#### Records shown:
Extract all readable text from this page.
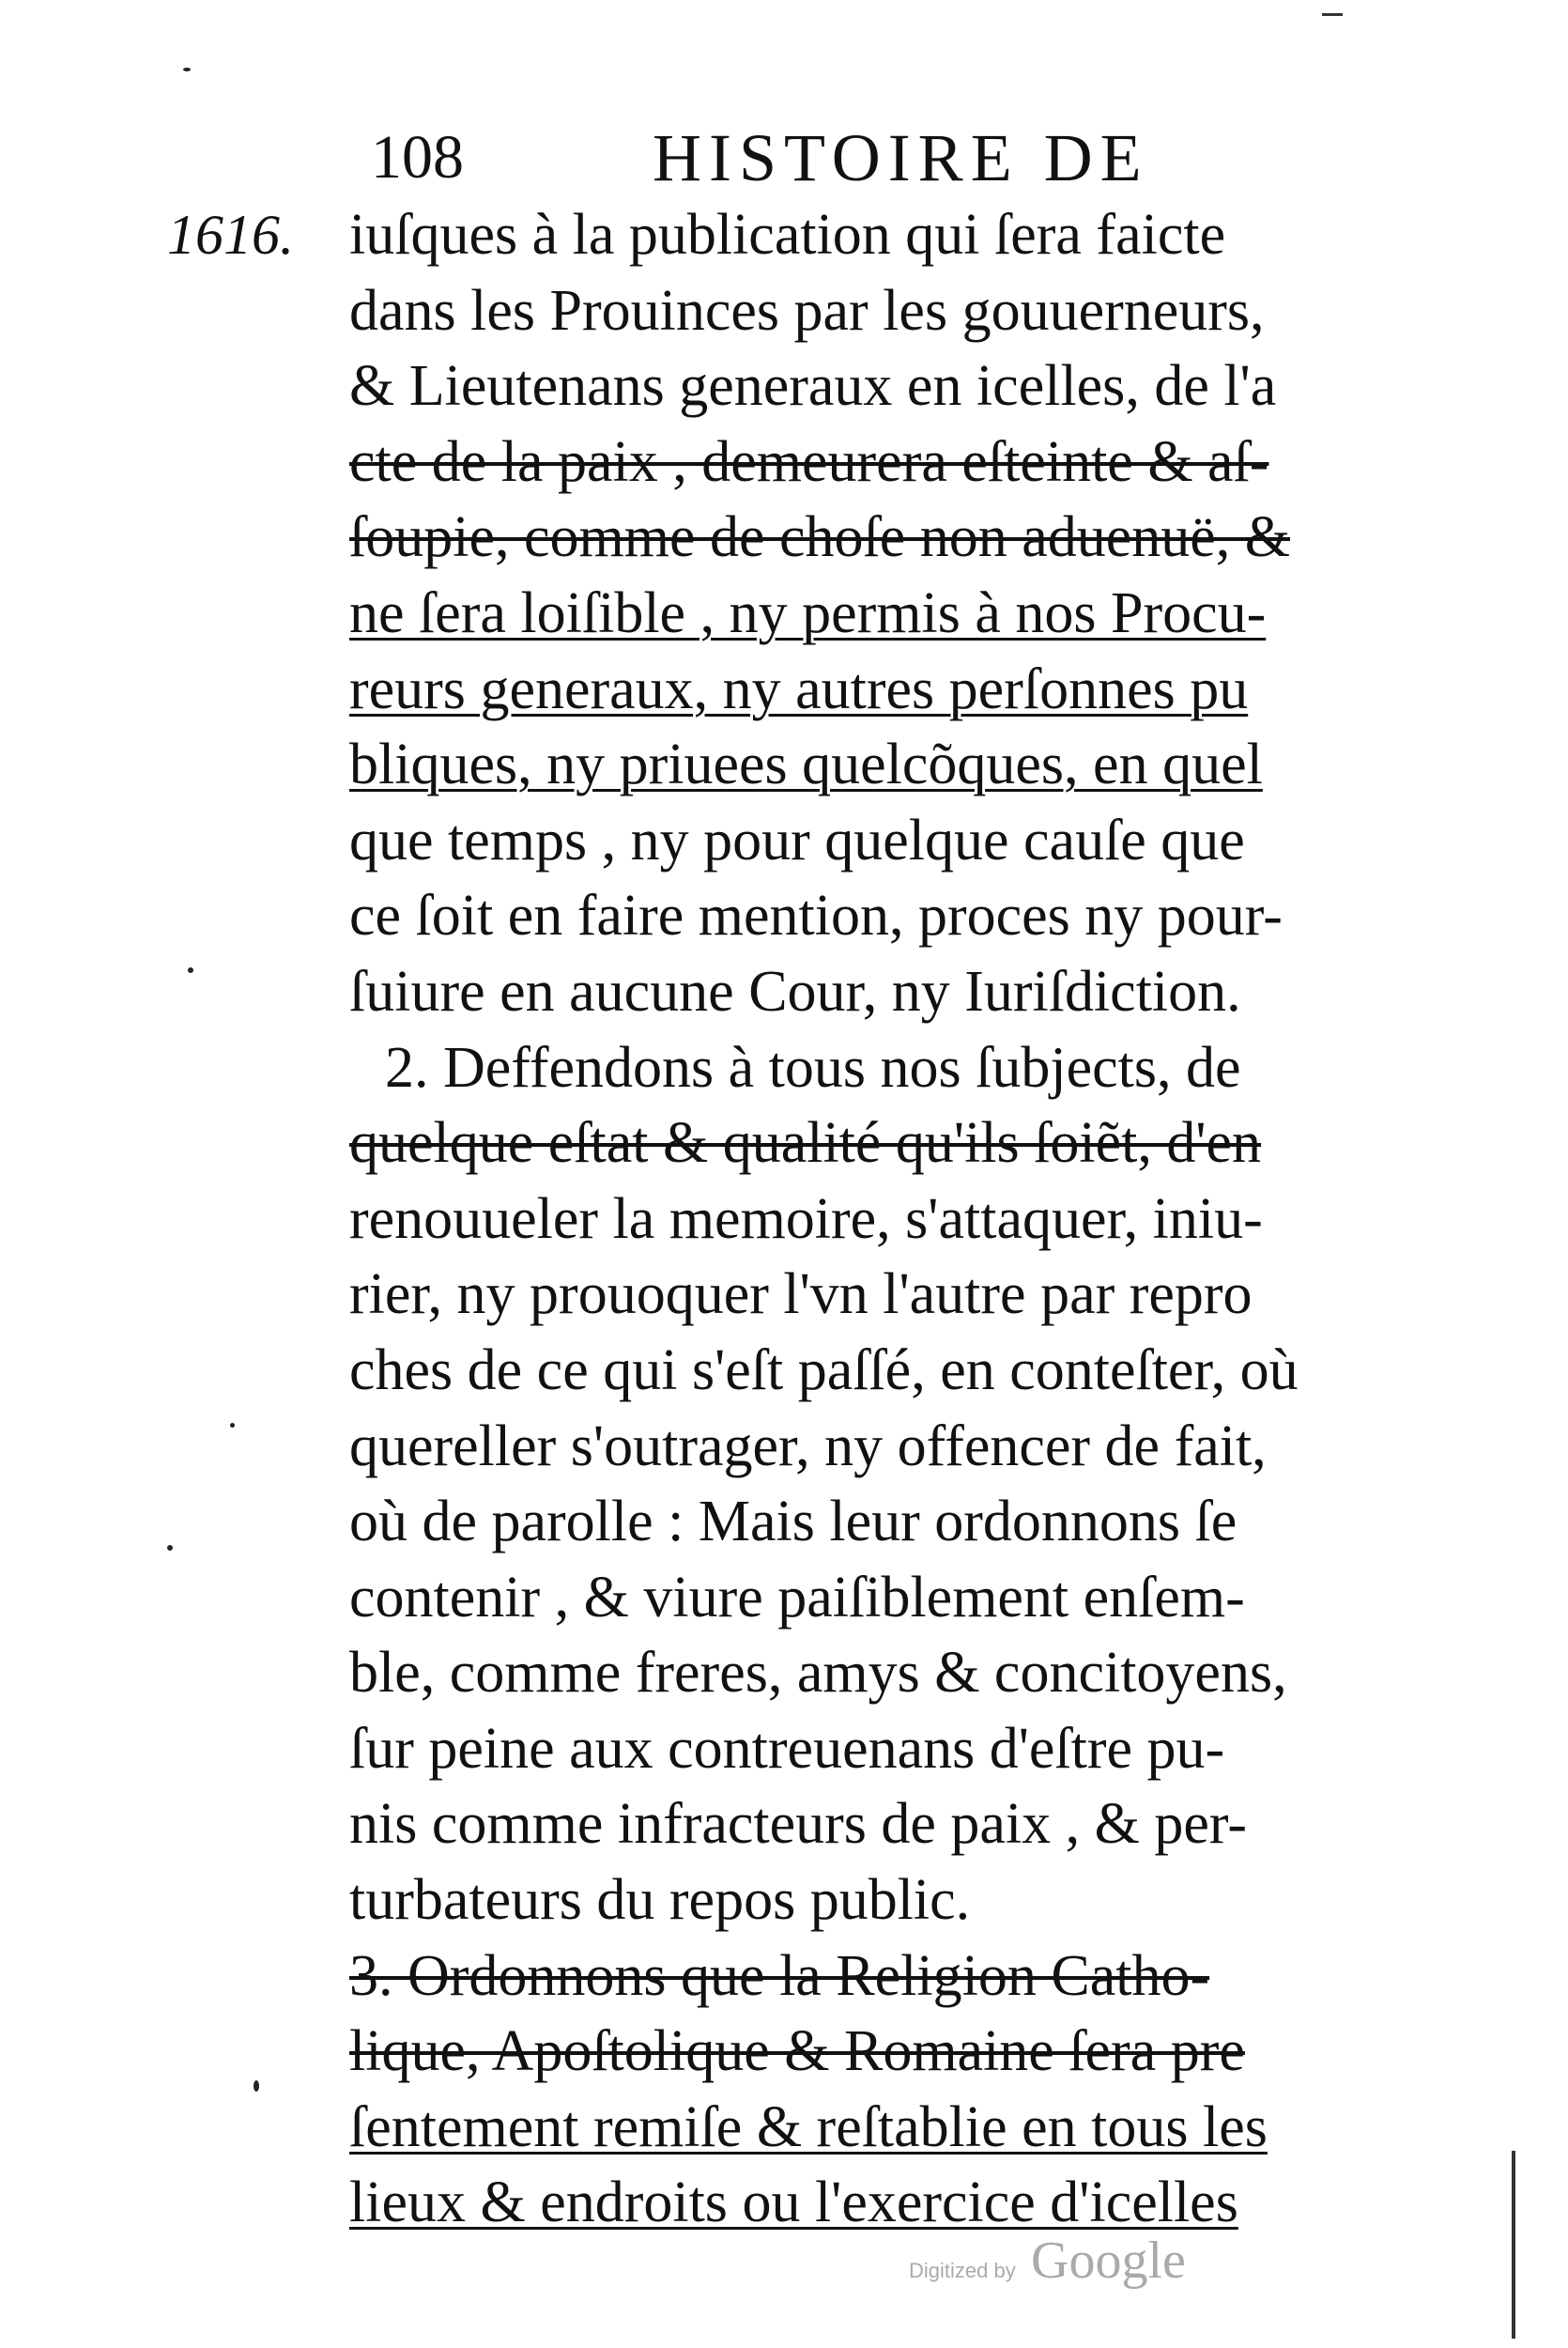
108	HISTOIRE DE
1616. iuſques à la publication qui ſera faicte
dans les Prouinces par les gouuerneurs,
& Lieutenans generaux en icelles, de l'a
cte de la paix , demeurera eſteinte & aſ-
ſoupie, comme de choſe non aduenuë, &
ne ſera loiſible , ny permis à nos Procu-
reurs generaux, ny autres perſonnes pu
bliques, ny priuees quelcõques, en quel
que temps , ny pour quelque cauſe que
ce ſoit en faire mention, proces ny pour-
ſuiure en aucune Cour, ny Iuriſdiction.
2. Deffendons à tous nos ſubjects, de
quelque eſtat & qualité qu'ils ſoiẽt, d'en
renouueler la memoire, s'attaquer, iniu-
rier, ny prouoquer l'vn l'autre par repro
ches de ce qui s'eſt paſſé, en conteſter, où
quereller s'outrager, ny offencer de fait,
où de parolle : Mais leur ordonnons ſe
contenir , & viure paiſiblement enſem-
ble, comme freres, amys & concitoyens,
ſur peine aux contreuenans d'eſtre pu-
nis comme infracteurs de paix , & per-
turbateurs du repos public.
3. Ordonnons que la Religion Catho-
lique, Apoſtolique & Romaine ſera pre
ſentement remiſe & reſtablie en tous les
lieux & endroits ou l'exercice d'icelles
Digitized by Google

#### Challenge:
Only lines with the string "paix" belong in your answer; copy each one.

#### Output of the task:
cte de la paix , demeurera eſteinte & aſ-
nis comme infracteurs de paix , & per-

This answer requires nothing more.